▸ **Records to use**:
↓↓↓
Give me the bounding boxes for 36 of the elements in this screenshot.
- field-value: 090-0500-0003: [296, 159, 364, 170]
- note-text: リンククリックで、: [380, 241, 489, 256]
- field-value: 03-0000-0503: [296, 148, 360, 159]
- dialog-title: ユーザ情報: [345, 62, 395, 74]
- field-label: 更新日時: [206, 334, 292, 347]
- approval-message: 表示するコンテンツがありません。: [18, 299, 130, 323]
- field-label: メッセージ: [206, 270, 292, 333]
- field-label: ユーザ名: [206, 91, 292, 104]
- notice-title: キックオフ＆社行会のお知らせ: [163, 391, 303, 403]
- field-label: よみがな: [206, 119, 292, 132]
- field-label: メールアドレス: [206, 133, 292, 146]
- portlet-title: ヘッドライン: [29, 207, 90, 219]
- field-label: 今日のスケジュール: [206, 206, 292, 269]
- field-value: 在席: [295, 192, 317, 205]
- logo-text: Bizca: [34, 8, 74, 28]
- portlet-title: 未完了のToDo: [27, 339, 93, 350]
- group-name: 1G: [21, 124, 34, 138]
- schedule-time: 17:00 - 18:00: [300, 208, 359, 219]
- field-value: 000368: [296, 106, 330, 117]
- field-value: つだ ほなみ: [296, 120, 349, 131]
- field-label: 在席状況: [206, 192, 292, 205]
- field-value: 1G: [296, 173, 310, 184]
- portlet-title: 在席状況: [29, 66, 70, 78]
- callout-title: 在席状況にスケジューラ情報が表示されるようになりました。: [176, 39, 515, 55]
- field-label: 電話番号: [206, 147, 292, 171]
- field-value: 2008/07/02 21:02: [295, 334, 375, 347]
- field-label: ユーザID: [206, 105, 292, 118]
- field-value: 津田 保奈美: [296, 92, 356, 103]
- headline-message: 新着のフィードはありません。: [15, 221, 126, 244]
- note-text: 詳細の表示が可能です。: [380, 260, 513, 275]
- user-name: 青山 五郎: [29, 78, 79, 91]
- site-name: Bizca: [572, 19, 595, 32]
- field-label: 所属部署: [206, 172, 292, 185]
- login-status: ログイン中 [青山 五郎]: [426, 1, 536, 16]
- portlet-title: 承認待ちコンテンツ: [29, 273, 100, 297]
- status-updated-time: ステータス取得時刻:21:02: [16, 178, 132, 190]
↑↑↑
↓↓↓
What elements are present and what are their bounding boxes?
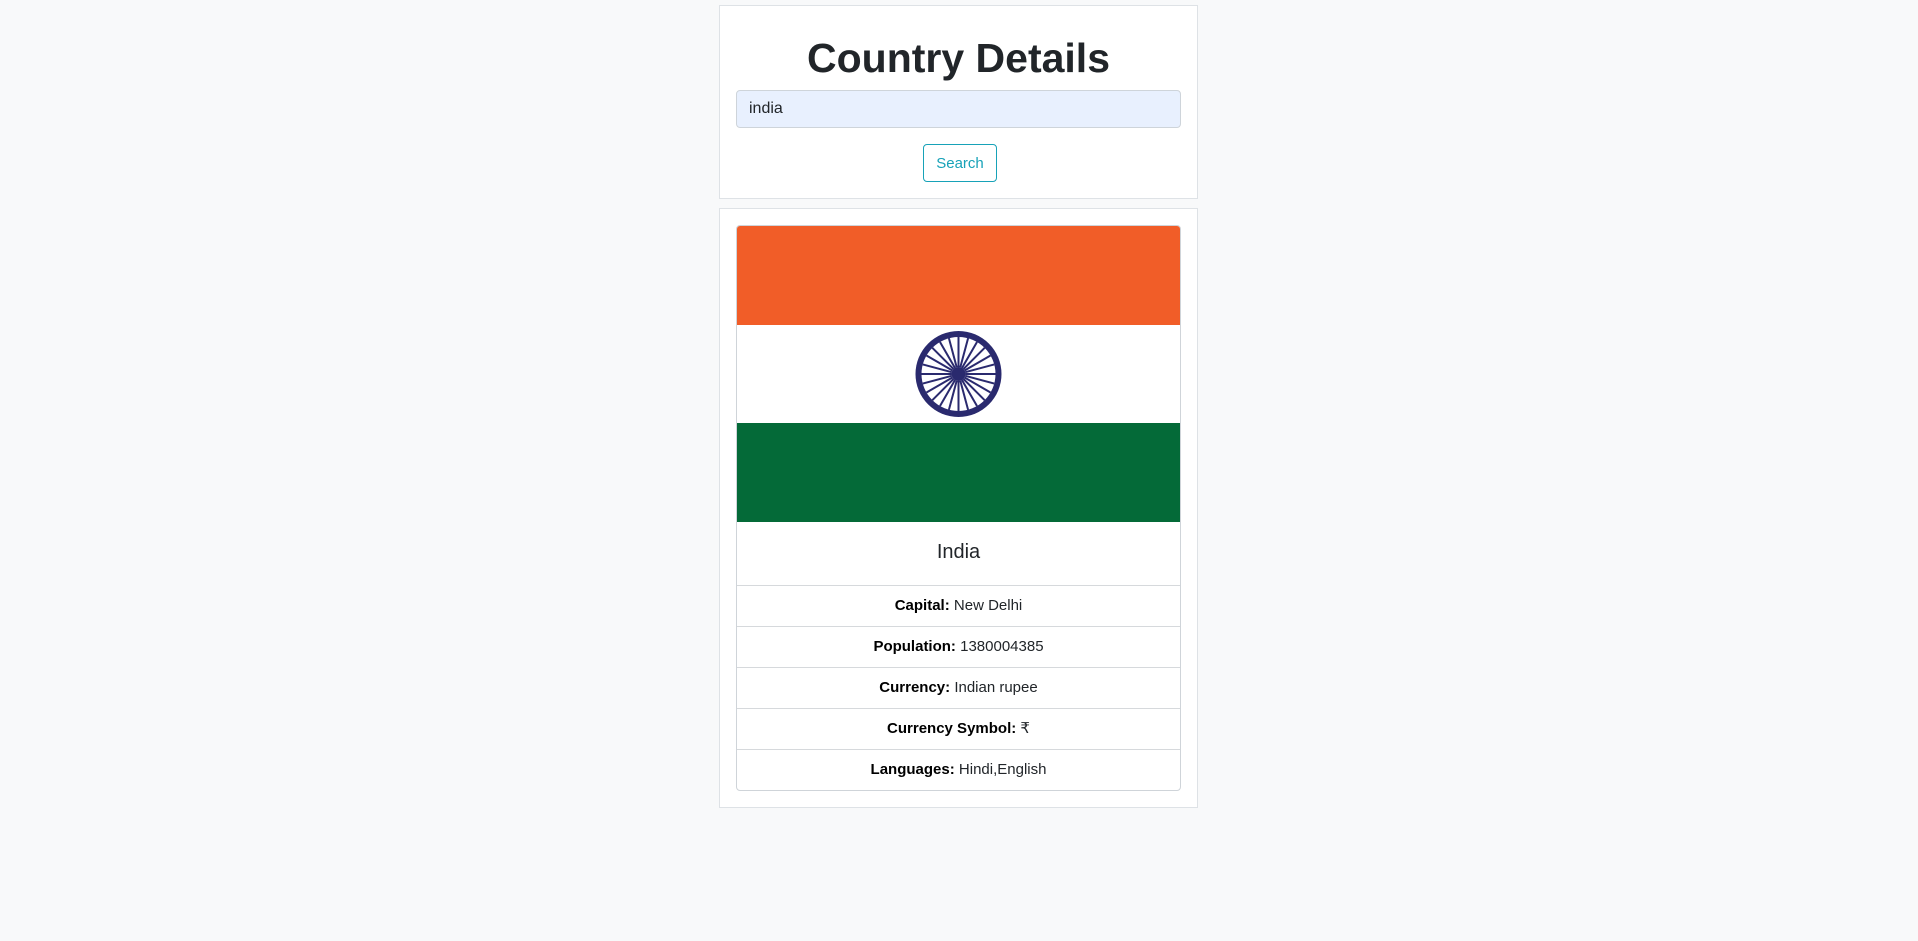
↑↑↑
Rewrite the part of the data that opens with the line containing "Give me the" and closes with the line containing "- field-label: よみがな: [206, 119, 292, 132]", changing "field-label" to "form-label" and leaving everything else as it is.

Give me the bounding boxes for 36 of the elements in this screenshot.
- field-value: 090-0500-0003: [296, 159, 364, 170]
- note-text: リンククリックで、: [380, 241, 489, 256]
- field-value: 03-0000-0503: [296, 148, 360, 159]
- dialog-title: ユーザ情報: [345, 62, 395, 74]
- form-label: 更新日時: [206, 334, 292, 347]
- approval-message: 表示するコンテンツがありません。: [18, 299, 130, 323]
- form-label: メッセージ: [206, 270, 292, 333]
- form-label: ユーザ名: [206, 91, 292, 104]
- notice-title: キックオフ＆社行会のお知らせ: [163, 391, 303, 403]
- form-label: よみがな: [206, 119, 292, 132]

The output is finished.